**REQUEST A:**
Write out the passage from the feature on Juliette Ludeker's photography, between "Juliette M Ludeker is" and "require minimal post-processing.", inclusive.

**PASSAGE PROVIDED:**
Juliette Ludeker: Somewhere You Can Never Go
Artist/educator Bryan Whitney is this week’s guest editor on LENSCRATCH. Over the next four days, he introduces the work of four of his past students at the International Center of Photography whose practices revolve around spirituality, inner-life, and the natural world.
Concerning the Spiritual in Photography is a course I have taught for many years at the International Center of Photography. The class explores spirituality within the creative process and considers how we can consciously cultivate it in our work. We study influential writings on the subject—from Kandinsky to Minor White—and discuss the rich cross-pollination between art and spirituality. Participants integrate these ideas with their own insights through exercises such as “Create Your Own Ritual,” “Body and Soul,” “Memento Mori,” and “Image Duet.” Leading this class with such a dynamic group of photographers has been profoundly rewarding, and I am delighted that Lenscratch is featuring several of these talented artists.
Each of these artists, working with the medium of light and shadow, has created deeply personal and distinctly spiritual work. Juliette Ludeker’s painterly, storm-tossed underwater worlds are awe-inspiring scenes, captured in a humble backyard stream. Olga Fried’s large-format paper negative images evoke an otherworldly terrain, their barren beauty illuminated by vast, star-filled skies. Anne Earden McDonald’s abstract scrolls are masterworks of alchemical symbolism and chemical process, where the elements themselves become image- makers. Jonathan Silbert’s sly, haunting abstractions both surprise and unsettle, challenging our perceptions of body and soul.
We begin this feature with Juliette Ludeker’s project, Somewhere You Can Never Go. An interview with the artist follows.
© Juliette M Ludeker, 12:08:27 (January 1, 2023)
Juliette M Ludeker is a multi-disciplinary visual artist and writer, whose primary medium is color photography. She works across a number of styles, including underwater, macro, and abstract to explore themes of the passage of time, space and scale, isolation, quietude, and contemplation.
Borrowing from contemplative photographic practices and applying the concept of ostranenie, meaning “to defamiliarize” or “to make strange again,” she seeks subjects that are commonplace, ordinary, and easy-to-overlook (familiar), then photographs and presents them in ways to appear strange or new again (defamiliarizing them) to viewers. The purpose is to recognize an ever-present “somethingness” that often goes unnoticed. Vital to her practice is that images are made in-camera and require minimal post-processing.

**REQUEST B:**
Reproduce the entire listing below with every "interactable" changed to "clickable" and everything else unchanged. Leave out the pictures.

**DATASET ENTRIES:**

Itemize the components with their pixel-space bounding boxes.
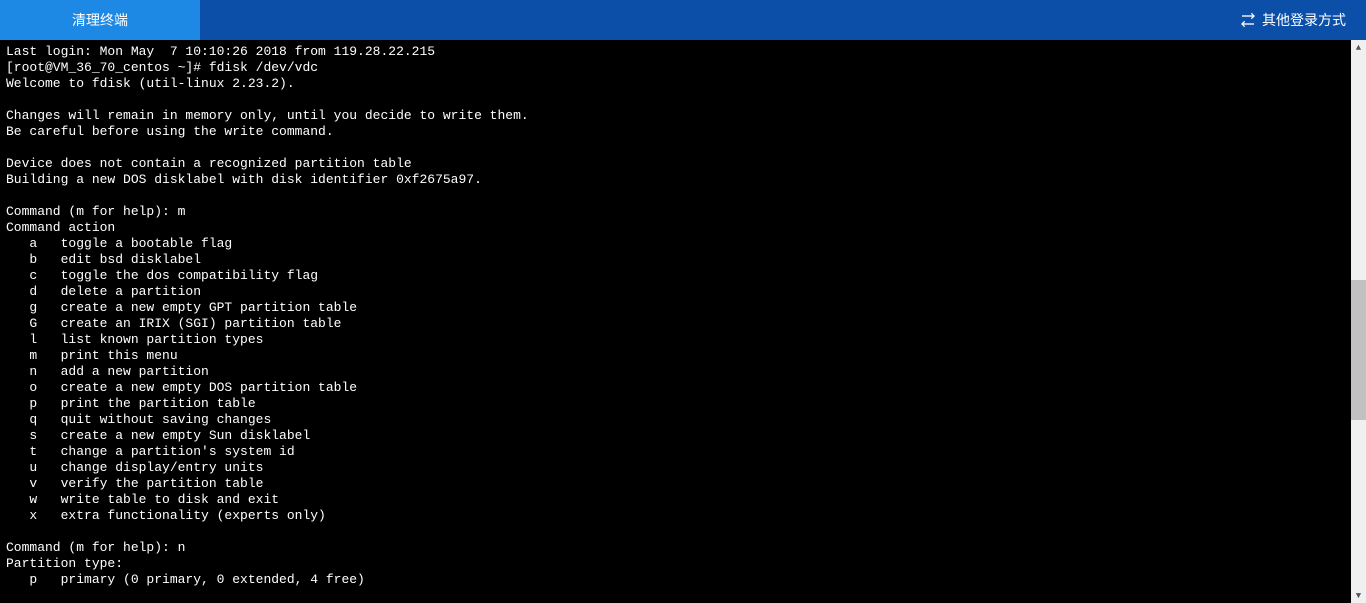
- header-left: 清理终端: [0, 0, 200, 40]
- clear-terminal-button[interactable]: 清理终端: [0, 0, 200, 40]
- clear-terminal-label: 清理终端: [72, 10, 128, 30]
- scrollbar-thumb[interactable]: [1351, 280, 1366, 420]
- scroll-up-arrow[interactable]: ▲: [1351, 40, 1366, 55]
- terminal-wrapper: Last login: Mon May 7 10:10:26 2018 from…: [0, 40, 1366, 603]
- terminal-output[interactable]: Last login: Mon May 7 10:10:26 2018 from…: [0, 40, 1351, 603]
- scrollbar-track[interactable]: ▲ ▼: [1351, 40, 1366, 603]
- header-bar: 清理终端 其他登录方式: [0, 0, 1366, 40]
- scroll-down-arrow[interactable]: ▼: [1351, 588, 1366, 603]
- other-login-button[interactable]: 其他登录方式: [1240, 10, 1366, 30]
- other-login-label: 其他登录方式: [1262, 10, 1346, 30]
- switch-icon: [1240, 12, 1256, 28]
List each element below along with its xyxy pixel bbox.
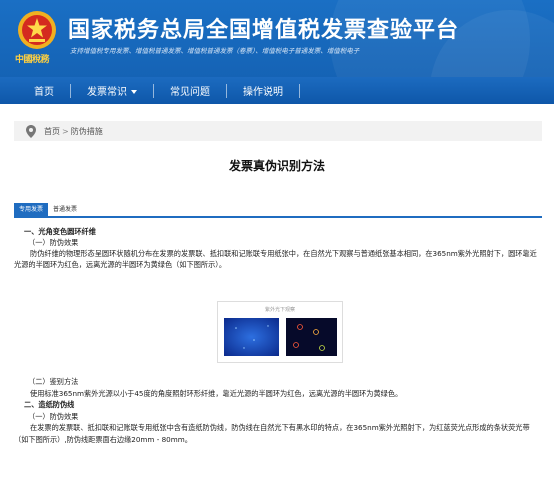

**CORRECT RESPONSE A:**
Juliette M Ludeker is a multi-disciplinary visual artist and writer, whose primary medium is color photography. She works across a number of styles, including underwater, macro, and abstract to explore themes of the passage of time, space and scale, isolation, quietude, and contemplation.
Borrowing from contemplative photographic practices and applying the concept of ostranenie, meaning “to defamiliarize” or “to make strange again,” she seeks subjects that are commonplace, ordinary, and easy-to-overlook (familiar), then photographs and presents them in ways to appear strange or new again (defamiliarizing them) to viewers. The purpose is to recognize an ever-present “somethingness” that often goes unnoticed. Vital to her practice is that images are made in-camera and require minimal post-processing.

**CORRECT RESPONSE B:**
Itemize the components with their pixel-space bounding boxes.
- header-left: 清理终端: [0, 0, 200, 40]
- clear-terminal-button[clickable]: 清理终端: [0, 0, 200, 40]
- clear-terminal-label: 清理终端: [72, 10, 128, 30]
- scrollbar-thumb[clickable]: [1351, 280, 1366, 420]
- scroll-up-arrow[clickable]: ▲: [1351, 40, 1366, 55]
- terminal-wrapper: Last login: Mon May 7 10:10:26 2018 from…: [0, 40, 1366, 603]
- terminal-output[clickable]: Last login: Mon May 7 10:10:26 2018 from…: [0, 40, 1351, 603]
- scrollbar-track[clickable]: ▲ ▼: [1351, 40, 1366, 603]
- header-bar: 清理终端 其他登录方式: [0, 0, 1366, 40]
- scroll-down-arrow[clickable]: ▼: [1351, 588, 1366, 603]
- other-login-button[clickable]: 其他登录方式: [1240, 10, 1366, 30]
- other-login-label: 其他登录方式: [1262, 10, 1346, 30]
- switch-icon: [1240, 12, 1256, 28]
List each element below along with its xyxy pixel bbox.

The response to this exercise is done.